What to do -
Leaving the pictures aside, transcribe every line below exactly.

Extracted entries -
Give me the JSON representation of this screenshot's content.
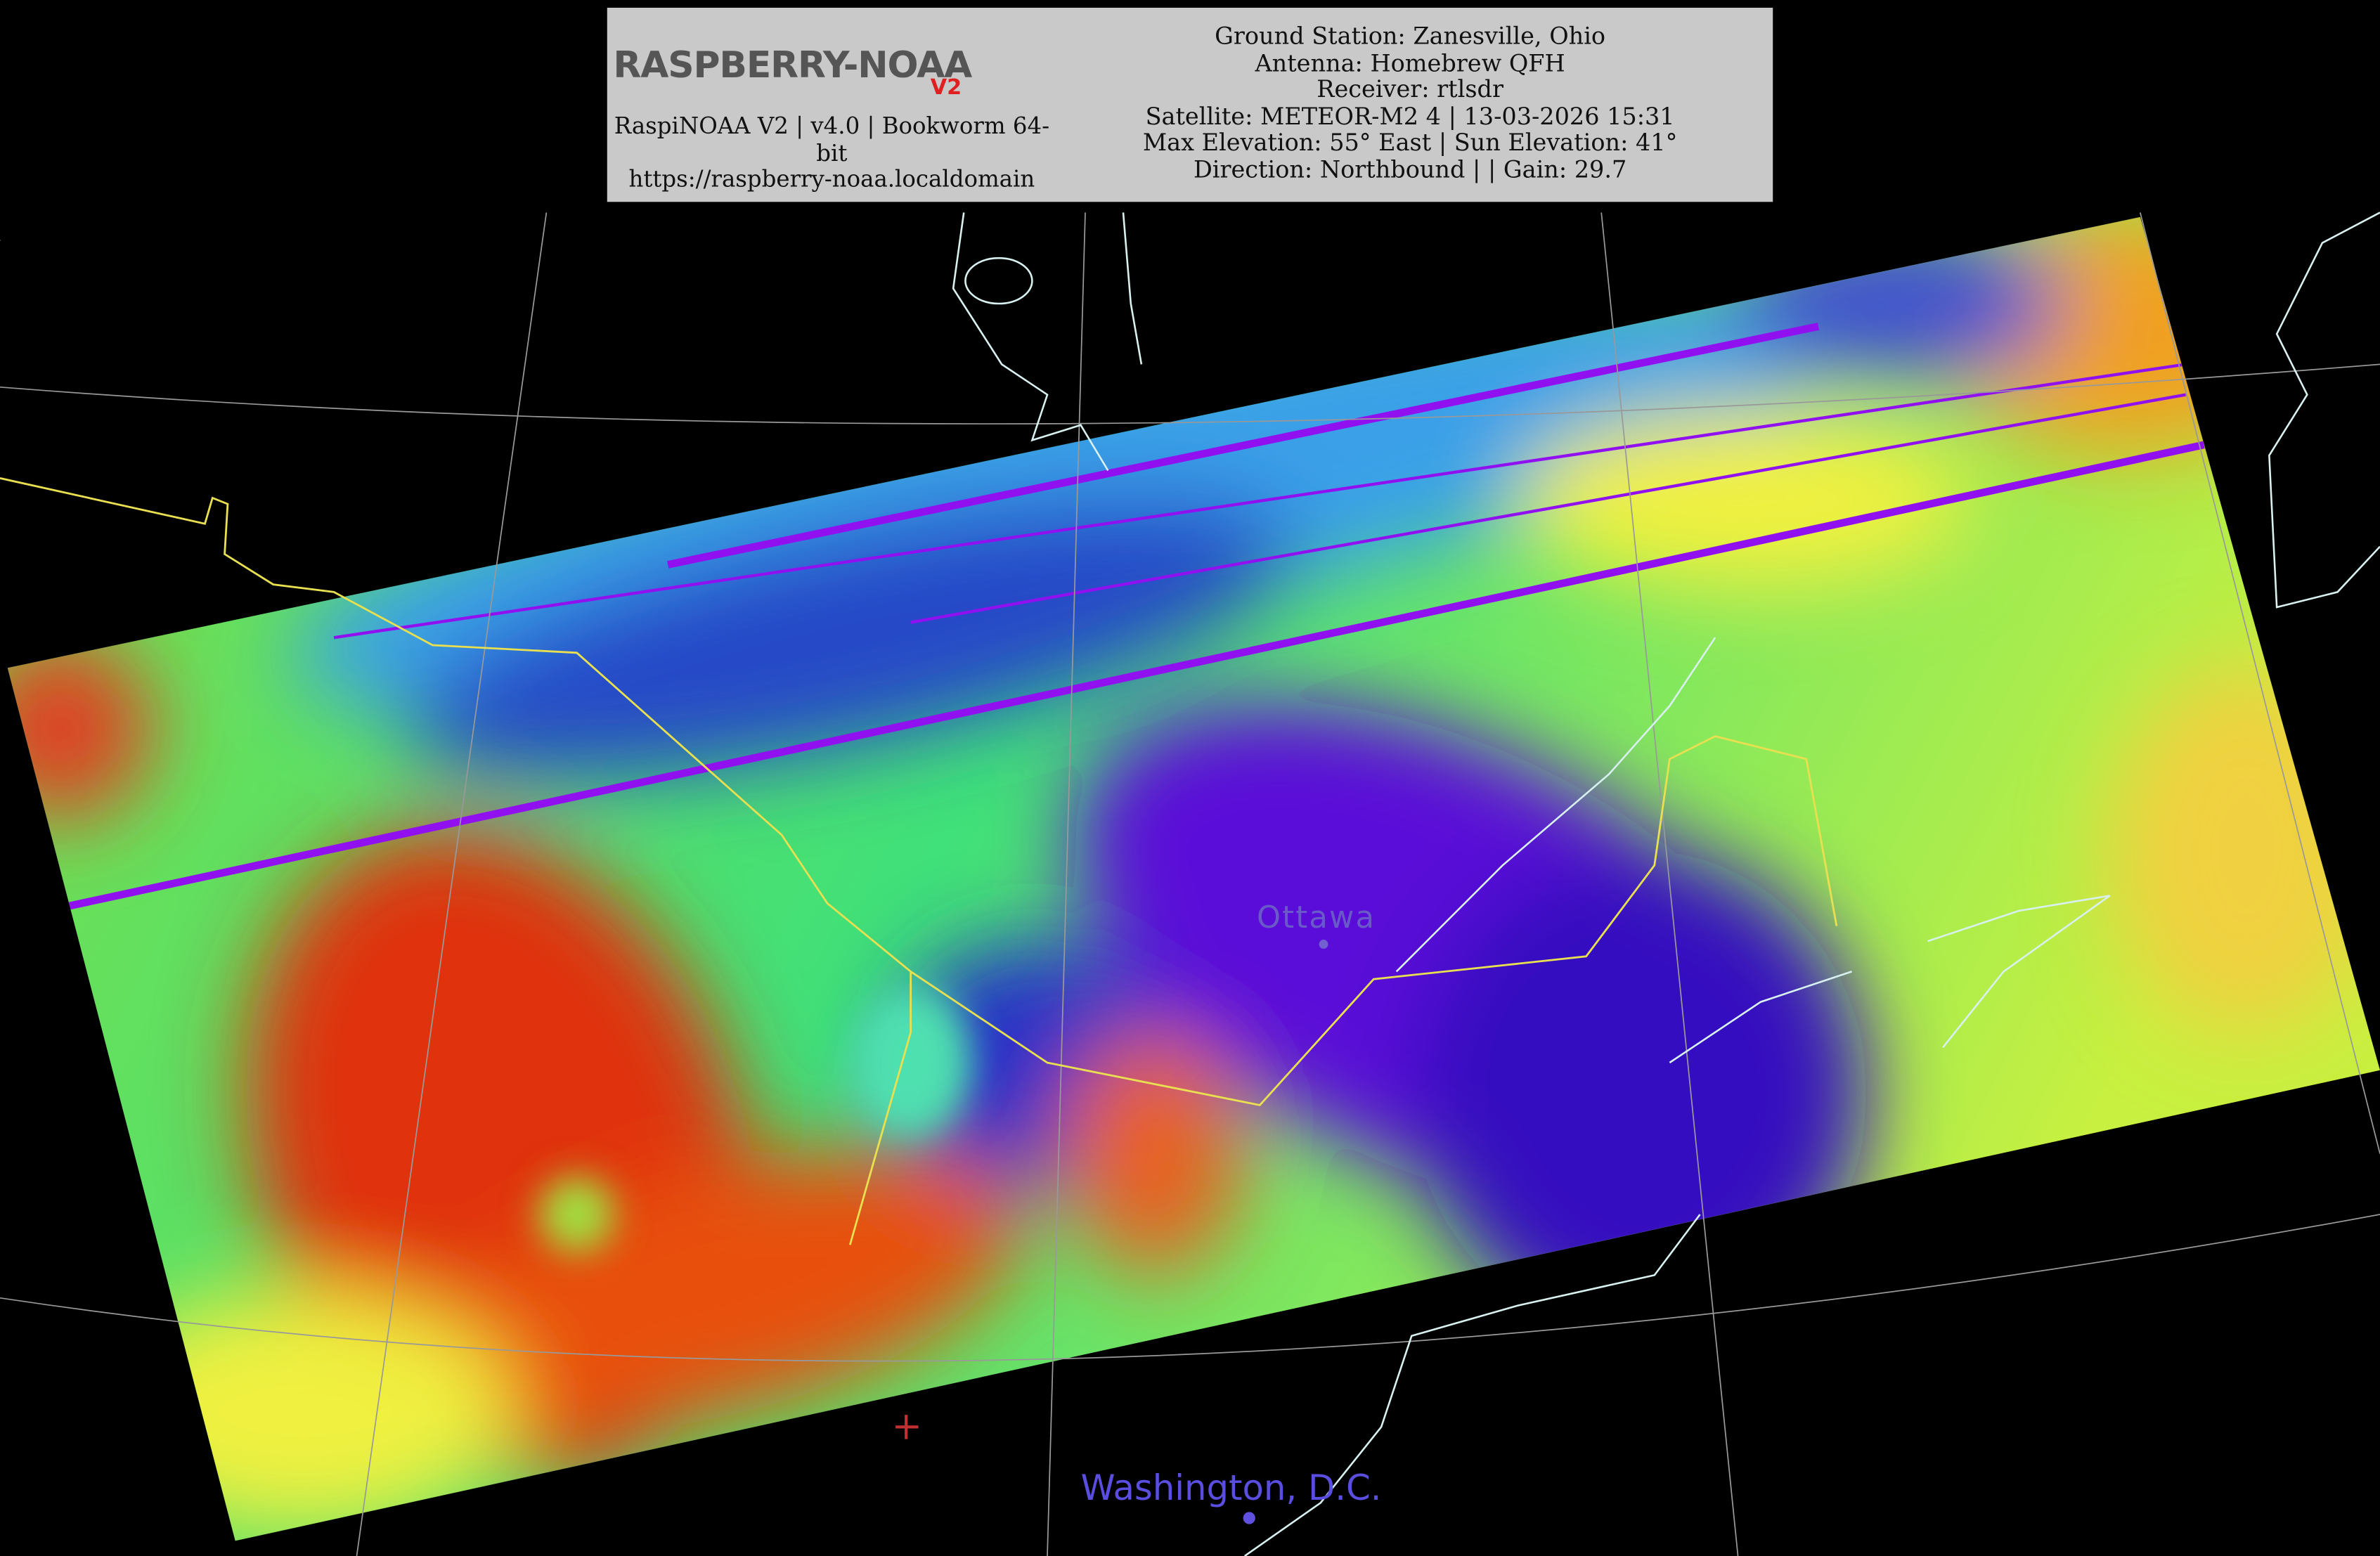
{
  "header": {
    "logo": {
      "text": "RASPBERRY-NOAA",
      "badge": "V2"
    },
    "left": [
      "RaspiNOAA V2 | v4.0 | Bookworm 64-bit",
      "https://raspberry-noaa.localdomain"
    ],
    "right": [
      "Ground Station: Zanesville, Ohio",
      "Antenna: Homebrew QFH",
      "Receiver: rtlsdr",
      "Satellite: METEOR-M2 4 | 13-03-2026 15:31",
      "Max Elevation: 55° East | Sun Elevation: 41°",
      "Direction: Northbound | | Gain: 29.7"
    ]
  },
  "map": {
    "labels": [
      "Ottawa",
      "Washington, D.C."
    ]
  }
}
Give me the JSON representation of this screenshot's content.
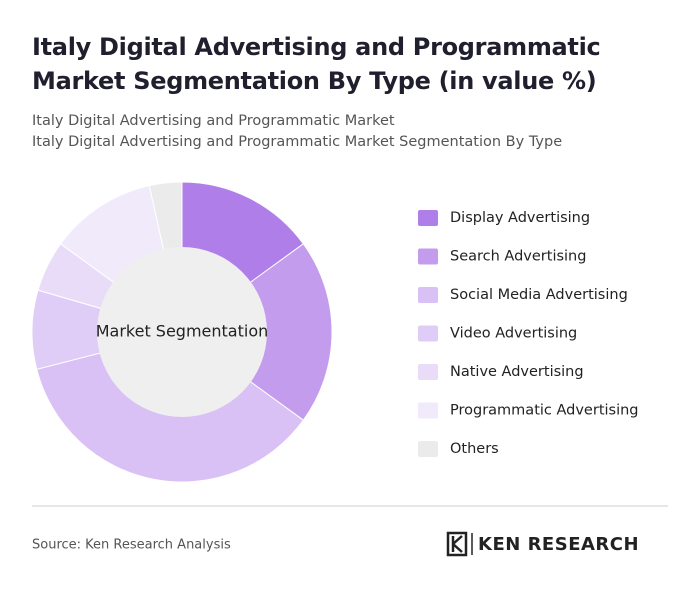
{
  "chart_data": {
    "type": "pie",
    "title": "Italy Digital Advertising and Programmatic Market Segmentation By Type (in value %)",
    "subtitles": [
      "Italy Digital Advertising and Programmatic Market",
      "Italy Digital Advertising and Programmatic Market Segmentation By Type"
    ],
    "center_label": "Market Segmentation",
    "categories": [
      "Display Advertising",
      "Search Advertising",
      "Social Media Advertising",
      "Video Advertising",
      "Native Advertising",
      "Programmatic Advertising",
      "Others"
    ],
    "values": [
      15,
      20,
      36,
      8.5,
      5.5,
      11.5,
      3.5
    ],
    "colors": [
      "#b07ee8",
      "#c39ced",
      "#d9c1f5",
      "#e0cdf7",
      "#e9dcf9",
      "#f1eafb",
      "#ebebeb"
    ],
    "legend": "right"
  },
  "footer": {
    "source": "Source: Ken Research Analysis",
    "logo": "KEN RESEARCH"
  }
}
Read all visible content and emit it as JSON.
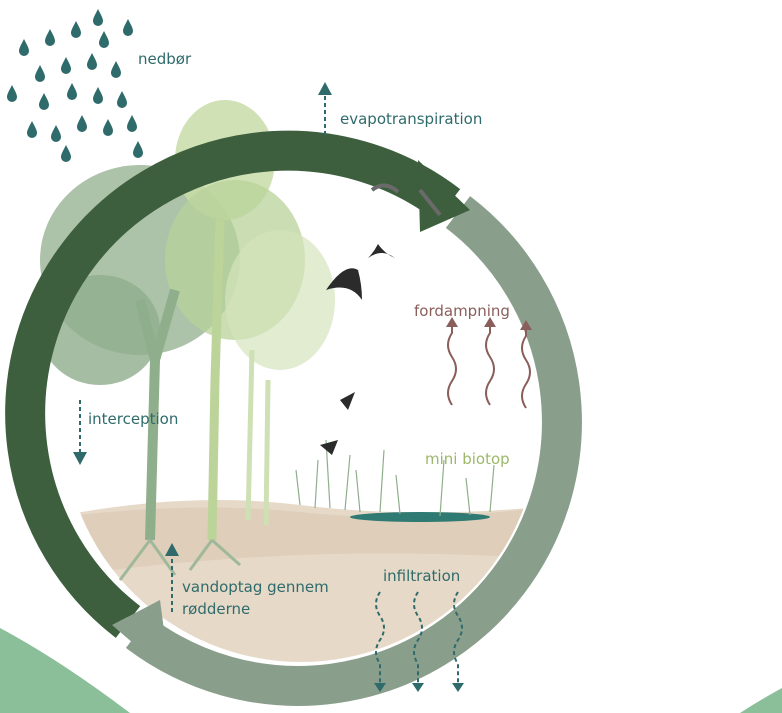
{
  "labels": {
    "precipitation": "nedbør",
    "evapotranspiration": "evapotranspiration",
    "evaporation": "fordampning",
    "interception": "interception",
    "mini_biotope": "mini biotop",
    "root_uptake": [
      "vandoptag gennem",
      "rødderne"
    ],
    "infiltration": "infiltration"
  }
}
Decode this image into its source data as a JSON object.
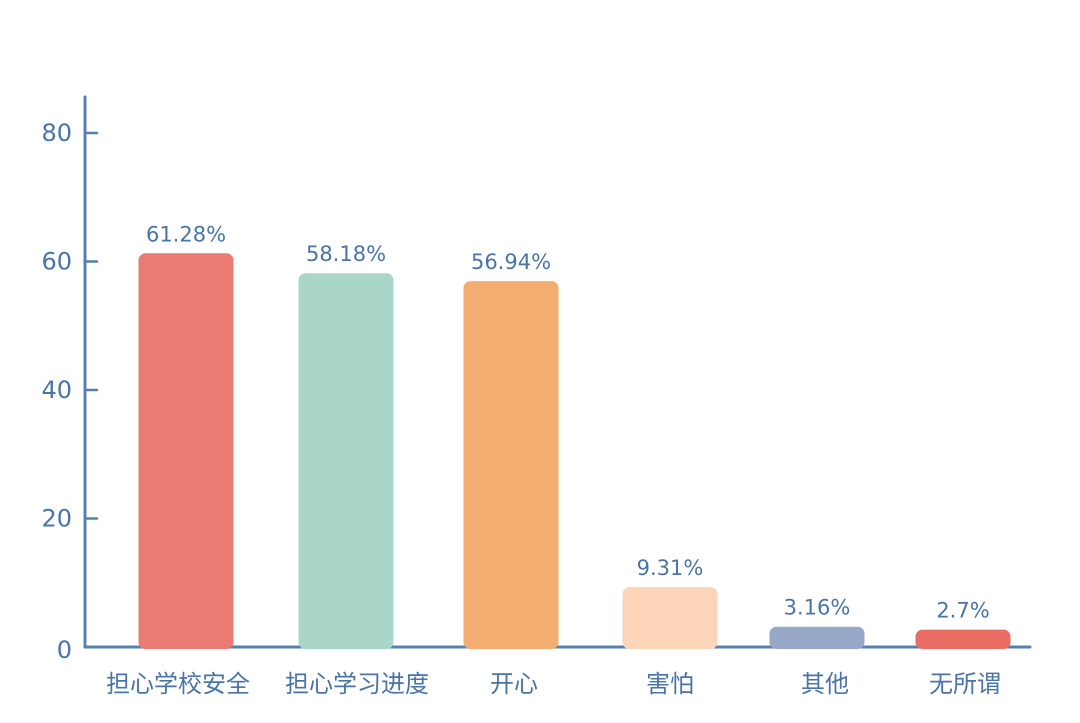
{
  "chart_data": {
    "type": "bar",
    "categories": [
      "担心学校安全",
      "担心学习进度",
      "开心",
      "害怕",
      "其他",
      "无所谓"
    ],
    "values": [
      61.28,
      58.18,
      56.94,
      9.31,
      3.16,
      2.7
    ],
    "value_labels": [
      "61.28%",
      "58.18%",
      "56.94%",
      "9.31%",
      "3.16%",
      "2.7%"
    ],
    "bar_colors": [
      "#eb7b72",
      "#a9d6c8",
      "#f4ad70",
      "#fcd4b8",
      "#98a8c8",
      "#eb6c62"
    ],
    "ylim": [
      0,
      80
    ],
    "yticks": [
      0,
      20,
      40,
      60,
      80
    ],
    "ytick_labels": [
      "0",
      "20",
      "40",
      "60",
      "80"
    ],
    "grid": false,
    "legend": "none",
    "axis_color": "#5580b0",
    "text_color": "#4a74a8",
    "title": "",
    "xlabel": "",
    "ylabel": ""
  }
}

Exercise output -
Give me the JSON representation of this screenshot's content.
{
  "header": {
    "logo": {
      "text": "RASPBERRY-NOAA",
      "badge": "V2"
    },
    "left": [
      "RaspiNOAA V2 | v4.0 | Bookworm 64-bit",
      "https://raspberry-noaa.localdomain"
    ],
    "right": [
      "Ground Station: Zanesville, Ohio",
      "Antenna: Homebrew QFH",
      "Receiver: rtlsdr",
      "Satellite: METEOR-M2 4 | 13-03-2026 15:31",
      "Max Elevation: 55° East | Sun Elevation: 41°",
      "Direction: Northbound | | Gain: 29.7"
    ]
  },
  "map": {
    "labels": [
      "Ottawa",
      "Washington, D.C."
    ]
  }
}
Give me the JSON representation of this screenshot's content.
{
  "chart_data": {
    "type": "pie",
    "title": "Italy Digital Advertising and Programmatic Market Segmentation By Type (in value %)",
    "subtitles": [
      "Italy Digital Advertising and Programmatic Market",
      "Italy Digital Advertising and Programmatic Market Segmentation By Type"
    ],
    "center_label": "Market Segmentation",
    "categories": [
      "Display Advertising",
      "Search Advertising",
      "Social Media Advertising",
      "Video Advertising",
      "Native Advertising",
      "Programmatic Advertising",
      "Others"
    ],
    "values": [
      15,
      20,
      36,
      8.5,
      5.5,
      11.5,
      3.5
    ],
    "colors": [
      "#b07ee8",
      "#c39ced",
      "#d9c1f5",
      "#e0cdf7",
      "#e9dcf9",
      "#f1eafb",
      "#ebebeb"
    ],
    "legend": "right"
  },
  "footer": {
    "source": "Source: Ken Research Analysis",
    "logo": "KEN RESEARCH"
  }
}
Read all visible content and emit it as JSON.
{
  "labels": {
    "precipitation": "nedbør",
    "evapotranspiration": "evapotranspiration",
    "evaporation": "fordampning",
    "interception": "interception",
    "mini_biotope": "mini biotop",
    "root_uptake": [
      "vandoptag gennem",
      "rødderne"
    ],
    "infiltration": "infiltration"
  }
}
Decode this image into its source data as a JSON object.
{
  "chart_data": {
    "type": "bar",
    "categories": [
      "担心学校安全",
      "担心学习进度",
      "开心",
      "害怕",
      "其他",
      "无所谓"
    ],
    "values": [
      61.28,
      58.18,
      56.94,
      9.31,
      3.16,
      2.7
    ],
    "value_labels": [
      "61.28%",
      "58.18%",
      "56.94%",
      "9.31%",
      "3.16%",
      "2.7%"
    ],
    "bar_colors": [
      "#eb7b72",
      "#a9d6c8",
      "#f4ad70",
      "#fcd4b8",
      "#98a8c8",
      "#eb6c62"
    ],
    "ylim": [
      0,
      80
    ],
    "yticks": [
      0,
      20,
      40,
      60,
      80
    ],
    "ytick_labels": [
      "0",
      "20",
      "40",
      "60",
      "80"
    ],
    "grid": false,
    "legend": "none",
    "axis_color": "#5580b0",
    "text_color": "#4a74a8",
    "title": "",
    "xlabel": "",
    "ylabel": ""
  }
}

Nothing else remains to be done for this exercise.